§ DIRECTIONS
Reproduce each line that includes the word "start".

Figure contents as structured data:
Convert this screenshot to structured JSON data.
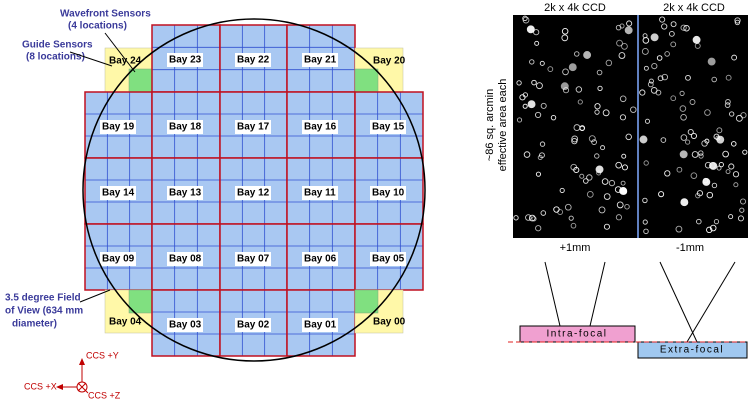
{
  "annotations": {
    "wavefront": [
      "Wavefront Sensors",
      "(4 locations)"
    ],
    "guide": [
      "Guide Sensors",
      "(8 locations)"
    ],
    "fov": [
      "3.5 degree Field",
      "of View (634 mm",
      "diameter)"
    ]
  },
  "axes": {
    "y": "CCS +Y",
    "x": "CCS +X",
    "z": "CCS +Z"
  },
  "bays": [
    [
      "Bay 24",
      "Bay 23",
      "Bay 22",
      "Bay 21",
      "Bay 20"
    ],
    [
      "Bay 19",
      "Bay 18",
      "Bay 17",
      "Bay 16",
      "Bay 15"
    ],
    [
      "Bay 14",
      "Bay 13",
      "Bay 12",
      "Bay 11",
      "Bay 10"
    ],
    [
      "Bay 09",
      "Bay 08",
      "Bay 07",
      "Bay 06",
      "Bay 05"
    ],
    [
      "Bay 04",
      "Bay 03",
      "Bay 02",
      "Bay 01",
      "Bay 00"
    ]
  ],
  "ccd": {
    "left_title": "2k x 4k CCD",
    "right_title": "2k x 4k CCD",
    "area": [
      "~86 sq. arcmin",
      "effective area each"
    ],
    "left_focus": "+1mm",
    "right_focus": "-1mm",
    "intra": "Intra-focal",
    "extra": "Extra-focal"
  }
}
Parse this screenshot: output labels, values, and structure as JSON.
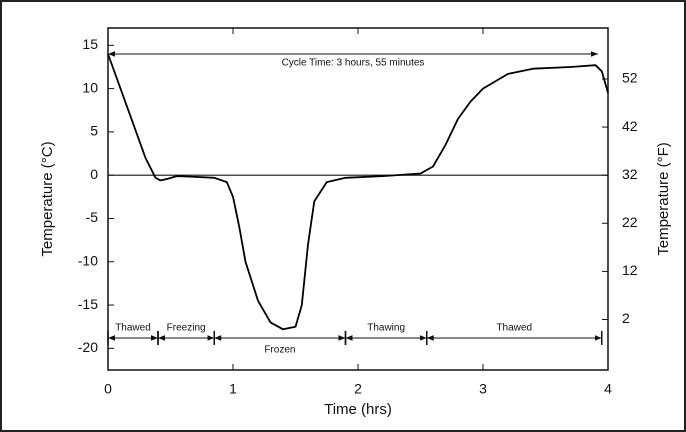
{
  "chart_data": {
    "type": "line",
    "xlabel": "Time (hrs)",
    "ylabel": "Temperature (°C)",
    "y2label": "Temperature (°F)",
    "x": [
      0,
      0.1,
      0.2,
      0.3,
      0.38,
      0.42,
      0.48,
      0.55,
      0.7,
      0.85,
      0.95,
      1.0,
      1.05,
      1.1,
      1.2,
      1.3,
      1.4,
      1.5,
      1.55,
      1.6,
      1.65,
      1.75,
      1.9,
      2.2,
      2.5,
      2.6,
      2.7,
      2.8,
      2.9,
      3.0,
      3.2,
      3.4,
      3.7,
      3.9,
      3.95,
      4.0
    ],
    "series": [
      {
        "color": "#000000",
        "values": [
          14,
          10,
          6,
          2,
          -0.3,
          -0.6,
          -0.4,
          -0.1,
          -0.2,
          -0.3,
          -0.8,
          -2.5,
          -6,
          -10,
          -14.5,
          -17,
          -17.8,
          -17.5,
          -15,
          -8,
          -3,
          -0.8,
          -0.3,
          -0.1,
          0.2,
          1,
          3.5,
          6.5,
          8.5,
          10,
          11.7,
          12.3,
          12.5,
          12.7,
          12,
          9.5
        ]
      }
    ],
    "xlim": [
      0,
      4
    ],
    "xticks": [
      0,
      1,
      2,
      3,
      4
    ],
    "ylim": [
      -22.5,
      17
    ],
    "yticks": [
      -20,
      -15,
      -10,
      -5,
      0,
      5,
      10,
      15
    ],
    "y2lim": [
      -8.5,
      62.6
    ],
    "y2ticks": [
      2,
      12,
      22,
      32,
      42,
      52
    ],
    "reference_line": 0,
    "cycle": {
      "label": "Cycle Time: 3 hours, 55 minutes",
      "start": 0,
      "end": 3.92,
      "y": 14
    },
    "phases": [
      {
        "label": "Thawed",
        "start": 0,
        "end": 0.4,
        "y": -18.8
      },
      {
        "label": "Freezing",
        "start": 0.4,
        "end": 0.85,
        "y": -18.8
      },
      {
        "label": "Frozen",
        "start": 0.85,
        "end": 1.9,
        "y": -18.8,
        "label_position": "below"
      },
      {
        "label": "Thawing",
        "start": 1.9,
        "end": 2.55,
        "y": -18.8
      },
      {
        "label": "Thawed",
        "start": 2.55,
        "end": 3.95,
        "y": -18.8
      }
    ]
  }
}
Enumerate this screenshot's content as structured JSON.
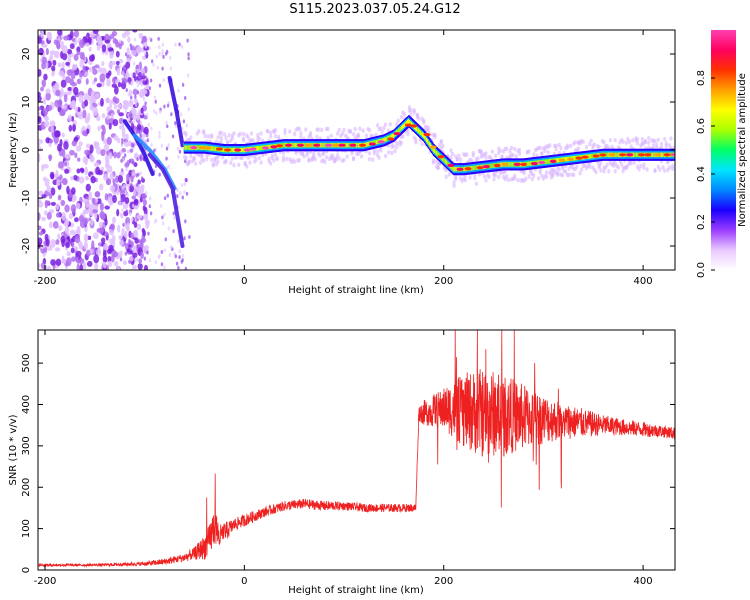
{
  "title": "S115.2023.037.05.24.G12",
  "chart_data": [
    {
      "type": "heatmap",
      "xlabel": "Height of straight line (km)",
      "ylabel": "Frequency (Hz)",
      "xlim": [
        -207,
        432
      ],
      "ylim": [
        -25,
        25
      ],
      "xticks": [
        -200,
        0,
        200,
        400
      ],
      "yticks": [
        -20,
        -10,
        0,
        10,
        20
      ],
      "grid": false,
      "colorbar": {
        "label": "Normalized spectral amplitude",
        "range": [
          0.0,
          1.0
        ],
        "ticks": [
          "0.0",
          "0.2",
          "0.4",
          "0.6",
          "0.8"
        ],
        "colors": [
          "#ffffff",
          "#e9c8ff",
          "#9a3cff",
          "#1a00ff",
          "#0088ff",
          "#00e5ff",
          "#00ff66",
          "#aaff00",
          "#ffff00",
          "#ffa000",
          "#ff3000",
          "#ff0060",
          "#ff40b0"
        ]
      },
      "ridge": {
        "x": [
          -60,
          -40,
          -20,
          0,
          20,
          40,
          60,
          80,
          100,
          120,
          140,
          150,
          160,
          165,
          170,
          180,
          190,
          200,
          210,
          220,
          240,
          260,
          280,
          300,
          320,
          340,
          360,
          380,
          400,
          432
        ],
        "y": [
          0.5,
          0.5,
          0,
          0,
          0.5,
          1,
          1,
          1,
          1,
          1,
          2,
          3,
          5,
          6,
          5,
          3,
          0,
          -2,
          -4,
          -4,
          -3.5,
          -3,
          -3,
          -2.5,
          -2,
          -1.5,
          -1,
          -1,
          -1,
          -1
        ]
      }
    },
    {
      "type": "line",
      "xlabel": "Height of straight line (km)",
      "ylabel": "SNR (10 * v/v)",
      "xlim": [
        -207,
        432
      ],
      "ylim": [
        0,
        580
      ],
      "xticks": [
        -200,
        0,
        200,
        400
      ],
      "yticks": [
        0,
        100,
        200,
        300,
        400,
        500
      ],
      "color": "#ee2020",
      "series": [
        {
          "x": [
            -207,
            -150,
            -100,
            -80,
            -60,
            -50,
            -40,
            -35,
            -30,
            -25,
            -20,
            -10,
            0,
            20,
            40,
            60,
            80,
            100,
            120,
            140,
            160,
            172,
            175,
            180,
            200,
            220,
            240,
            260,
            280,
            300,
            320,
            340,
            360,
            380,
            400,
            420,
            432
          ],
          "y": [
            12,
            12,
            15,
            20,
            30,
            40,
            55,
            70,
            110,
            80,
            90,
            110,
            120,
            140,
            155,
            160,
            155,
            155,
            150,
            150,
            150,
            150,
            380,
            380,
            390,
            385,
            380,
            375,
            370,
            365,
            360,
            355,
            350,
            345,
            340,
            335,
            330
          ],
          "noise": [
            3,
            3,
            5,
            8,
            10,
            15,
            30,
            40,
            50,
            30,
            25,
            15,
            15,
            12,
            12,
            12,
            12,
            10,
            10,
            10,
            10,
            10,
            20,
            30,
            50,
            90,
            110,
            100,
            80,
            60,
            45,
            35,
            25,
            20,
            18,
            15,
            15
          ]
        }
      ]
    }
  ]
}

§ EXPECTED ANSWER
      "start": 0,
        "start": 0,
        "start": 0.4,
        "start": 0.85,
        "start": 1.9,
        "start": 2.55,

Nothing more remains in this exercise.